* **Entries from a visual dataset**
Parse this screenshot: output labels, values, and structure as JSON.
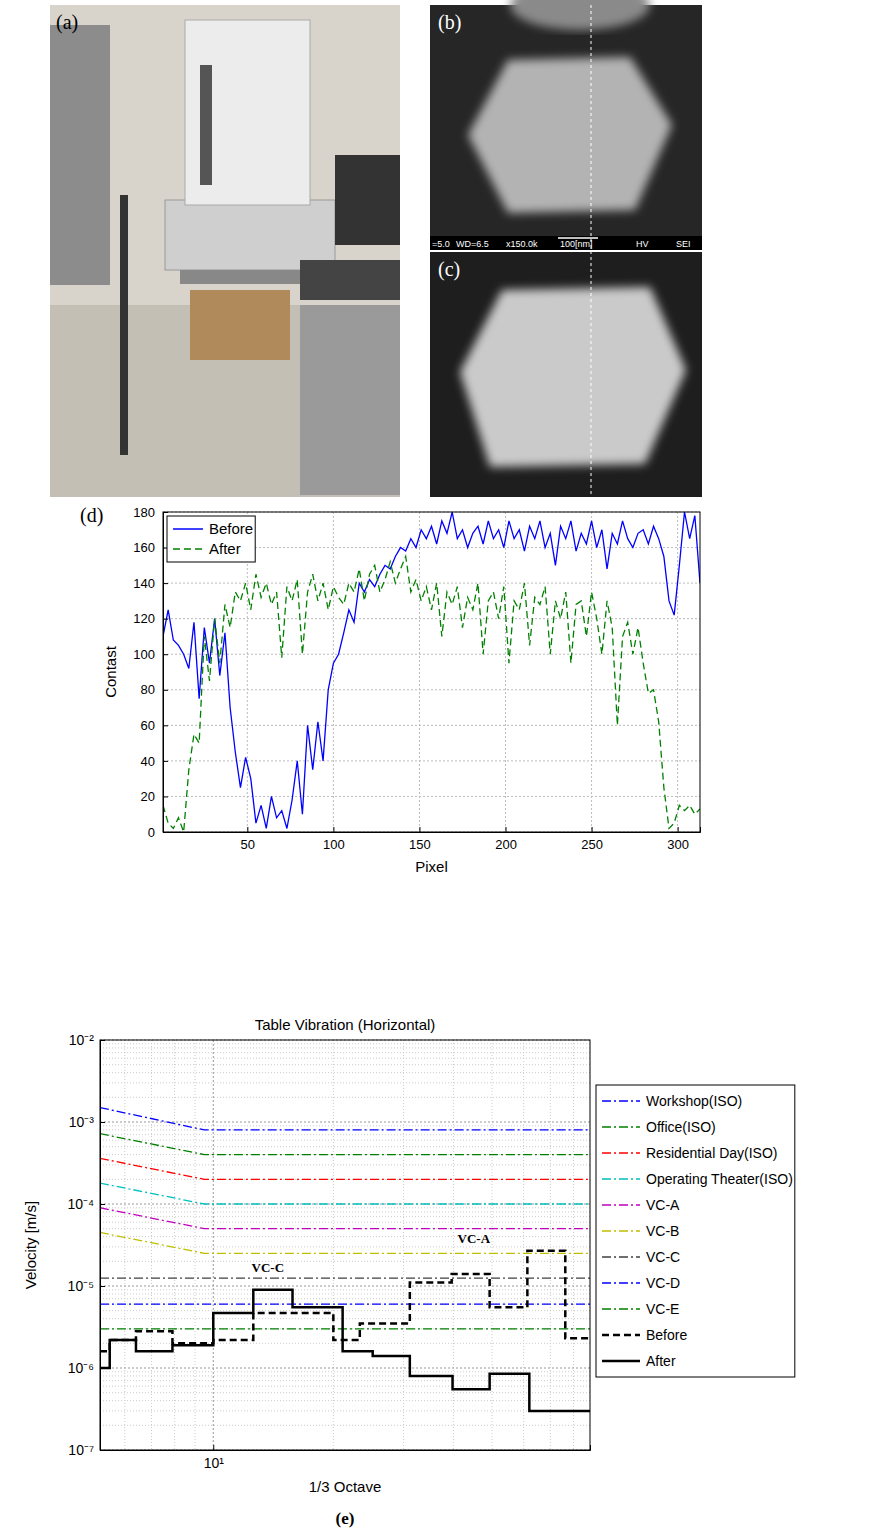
{
  "images": [
    {
      "label": "(a)"
    },
    {
      "label": "(b)",
      "info": [
        "=5.0",
        "WD=6.5",
        "x150.0k",
        "100[nm]",
        "HV",
        "SEI"
      ]
    },
    {
      "label": "(c)"
    }
  ],
  "chart_data": [
    {
      "type": "line",
      "label": "(d)",
      "xlabel": "Pixel",
      "ylabel": "Contast",
      "x": [
        1,
        4,
        7,
        10,
        13,
        16,
        19,
        22,
        25,
        28,
        31,
        34,
        37,
        40,
        43,
        46,
        49,
        52,
        55,
        58,
        61,
        64,
        67,
        70,
        73,
        76,
        79,
        82,
        85,
        88,
        91,
        94,
        97,
        100,
        103,
        106,
        109,
        112,
        115,
        118,
        121,
        124,
        127,
        130,
        133,
        136,
        139,
        142,
        145,
        148,
        151,
        154,
        157,
        160,
        163,
        166,
        169,
        172,
        175,
        178,
        181,
        184,
        187,
        190,
        193,
        196,
        199,
        202,
        205,
        208,
        211,
        214,
        217,
        220,
        223,
        226,
        229,
        232,
        235,
        238,
        241,
        244,
        247,
        250,
        253,
        256,
        259,
        262,
        265,
        268,
        271,
        274,
        277,
        280,
        283,
        286,
        289,
        292,
        295,
        298,
        301,
        304,
        307,
        310,
        313
      ],
      "series": [
        {
          "name": "Before",
          "color": "#0000ff",
          "line_style": "solid",
          "values": [
            110,
            125,
            108,
            105,
            100,
            92,
            118,
            75,
            115,
            95,
            120,
            88,
            112,
            70,
            45,
            25,
            42,
            30,
            5,
            15,
            2,
            20,
            8,
            12,
            2,
            18,
            40,
            10,
            60,
            35,
            62,
            40,
            80,
            95,
            100,
            112,
            125,
            118,
            140,
            135,
            142,
            138,
            145,
            150,
            148,
            155,
            160,
            158,
            165,
            160,
            170,
            165,
            172,
            162,
            175,
            168,
            180,
            165,
            170,
            160,
            168,
            172,
            162,
            175,
            165,
            170,
            160,
            175,
            165,
            170,
            158,
            172,
            165,
            175,
            160,
            168,
            150,
            172,
            165,
            175,
            158,
            168,
            162,
            175,
            160,
            170,
            148,
            168,
            162,
            175,
            165,
            160,
            168,
            170,
            162,
            172,
            165,
            155,
            130,
            122,
            150,
            180,
            165,
            178,
            140
          ]
        },
        {
          "name": "After",
          "color": "#008000",
          "line_style": "dashed",
          "values": [
            15,
            5,
            2,
            8,
            0,
            35,
            55,
            50,
            110,
            85,
            120,
            95,
            128,
            115,
            135,
            130,
            140,
            125,
            145,
            132,
            140,
            128,
            135,
            98,
            138,
            130,
            142,
            100,
            135,
            145,
            130,
            140,
            125,
            138,
            132,
            128,
            140,
            135,
            148,
            130,
            145,
            150,
            135,
            142,
            152,
            140,
            148,
            155,
            135,
            142,
            130,
            138,
            125,
            140,
            110,
            135,
            128,
            138,
            115,
            132,
            125,
            140,
            100,
            130,
            135,
            120,
            138,
            95,
            130,
            125,
            140,
            105,
            132,
            128,
            138,
            100,
            130,
            120,
            135,
            95,
            128,
            130,
            110,
            135,
            120,
            100,
            130,
            115,
            60,
            110,
            118,
            100,
            115,
            95,
            78,
            80,
            62,
            25,
            2,
            5,
            15,
            12,
            15,
            10,
            13
          ]
        }
      ],
      "xlim": [
        1,
        313
      ],
      "ylim": [
        0,
        180
      ],
      "xticks": [
        50,
        100,
        150,
        200,
        250,
        300
      ],
      "yticks": [
        0,
        20,
        40,
        60,
        80,
        100,
        120,
        140,
        160,
        180
      ],
      "grid": true,
      "legend": "upper left"
    },
    {
      "type": "line",
      "label": "(e)",
      "title": "Table Vibration (Horizontal)",
      "xlabel": "1/3 Octave",
      "ylabel": "Velocity [m/s]",
      "log": true,
      "xlim": [
        5.2,
        88
      ],
      "ylim": [
        1e-07,
        0.01
      ],
      "xticks": [
        {
          "value": 10,
          "label": "10¹"
        }
      ],
      "yticks": [
        {
          "value": 1e-07,
          "label": "10⁻⁷"
        },
        {
          "value": 1e-06,
          "label": "10⁻⁶"
        },
        {
          "value": 1e-05,
          "label": "10⁻⁵"
        },
        {
          "value": 0.0001,
          "label": "10⁻⁴"
        },
        {
          "value": 0.001,
          "label": "10⁻³"
        },
        {
          "value": 0.01,
          "label": "10⁻²"
        }
      ],
      "grid": true,
      "legend": "right",
      "series": [
        {
          "name": "Workshop(ISO)",
          "type": "line",
          "color": "#0000ff",
          "line_style": "dashdot",
          "x": [
            5.2,
            9.5,
            88
          ],
          "values": [
            0.0015,
            0.0008,
            0.0008
          ]
        },
        {
          "name": "Office(ISO)",
          "type": "line",
          "color": "#008000",
          "line_style": "dashdot",
          "x": [
            5.2,
            9.5,
            88
          ],
          "values": [
            0.00072,
            0.0004,
            0.0004
          ]
        },
        {
          "name": "Residential Day(ISO)",
          "type": "line",
          "color": "#ff0000",
          "line_style": "dashdot",
          "x": [
            5.2,
            9.5,
            88
          ],
          "values": [
            0.00036,
            0.0002,
            0.0002
          ]
        },
        {
          "name": "Operating Theater(ISO)",
          "type": "line",
          "color": "#00bfbf",
          "line_style": "dashdot",
          "x": [
            5.2,
            9.5,
            88
          ],
          "values": [
            0.00018,
            0.0001,
            0.0001
          ]
        },
        {
          "name": "VC-A",
          "type": "line",
          "color": "#bf00bf",
          "line_style": "dashdot",
          "x": [
            5.2,
            9.5,
            88
          ],
          "values": [
            9e-05,
            5e-05,
            5e-05
          ]
        },
        {
          "name": "VC-B",
          "type": "line",
          "color": "#bfbf00",
          "line_style": "dashdot",
          "x": [
            5.2,
            9.5,
            88
          ],
          "values": [
            4.5e-05,
            2.5e-05,
            2.5e-05
          ]
        },
        {
          "name": "VC-C",
          "type": "line",
          "color": "#404040",
          "line_style": "dashdot",
          "x": [
            5.2,
            88
          ],
          "values": [
            1.25e-05,
            1.25e-05
          ]
        },
        {
          "name": "VC-D",
          "type": "line",
          "color": "#0000ff",
          "line_style": "dashdot",
          "x": [
            5.2,
            88
          ],
          "values": [
            6e-06,
            6e-06
          ]
        },
        {
          "name": "VC-E",
          "type": "line",
          "color": "#008000",
          "line_style": "dashdot",
          "x": [
            5.2,
            88
          ],
          "values": [
            3e-06,
            3e-06
          ]
        },
        {
          "name": "Before",
          "type": "step",
          "color": "#000000",
          "line_style": "dashed",
          "x": [
            5.2,
            5.5,
            6.4,
            7.9,
            10,
            12.6,
            20,
            23.3,
            31.1,
            39.6,
            49.3,
            61.3,
            76.3
          ],
          "values": [
            1.6e-06,
            2.2e-06,
            2.8e-06,
            2e-06,
            2.2e-06,
            4.7e-06,
            2.2e-06,
            3.5e-06,
            1.1e-05,
            1.4e-05,
            5.5e-06,
            2.7e-05,
            2.3e-06
          ]
        },
        {
          "name": "After",
          "type": "step",
          "color": "#000000",
          "line_style": "solid",
          "x": [
            5.2,
            5.5,
            6.4,
            7.9,
            10,
            12.6,
            15.8,
            21.1,
            25.1,
            31.1,
            39.8,
            49.3,
            62
          ],
          "values": [
            1e-06,
            2.2e-06,
            1.6e-06,
            1.9e-06,
            4.7e-06,
            9e-06,
            5.5e-06,
            1.6e-06,
            1.4e-06,
            8e-07,
            5.5e-07,
            8.5e-07,
            3e-07
          ]
        }
      ],
      "annotations": [
        {
          "text": "VC-C",
          "x": 13.7,
          "y": 1.5e-05
        },
        {
          "text": "VC-A",
          "x": 45,
          "y": 3.3e-05
        }
      ]
    }
  ]
}
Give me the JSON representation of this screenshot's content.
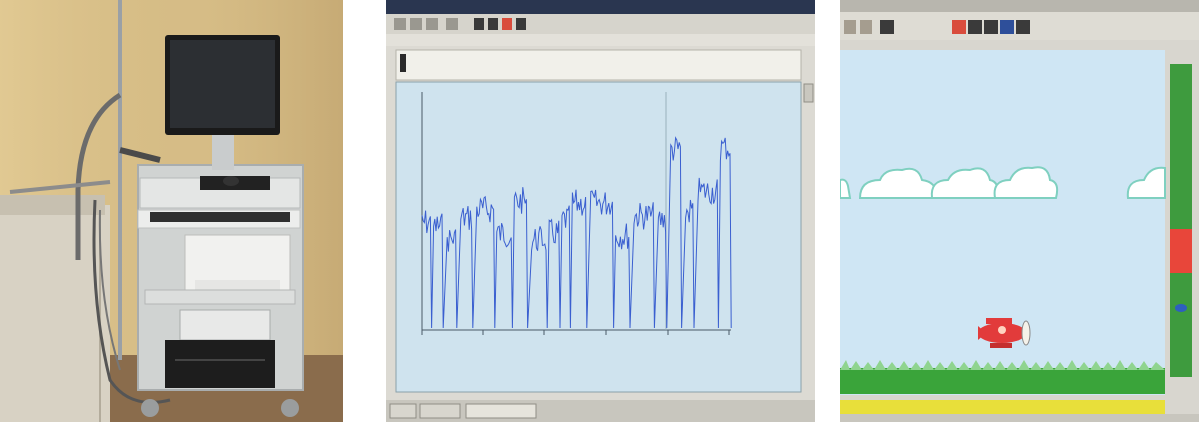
{
  "panels": [
    {
      "id": "equipment-photo"
    },
    {
      "id": "signal-monitor-photo",
      "label_ylevel": "",
      "label_right": "",
      "x_unit": ""
    },
    {
      "id": "game-screen-photo"
    }
  ],
  "colors": {
    "wall": "#d9c08a",
    "monitor_bg": "#cfe3ee",
    "signal_line": "#3a5fd0",
    "sky": "#cfe6f4",
    "grass": "#3aa43a",
    "ground_bar": "#e8df3a",
    "plane": "#e23b3b",
    "score_green": "#3e9b3e",
    "score_red": "#e8463a"
  }
}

* **Exercise aim**
Using the entries above, return each line in which the word "screenshot" occurs.

* **Output for this exercise**
Parse this screenshot: output labels, values, and structure as JSON.
Give me the JSON representation of this screenshot's content.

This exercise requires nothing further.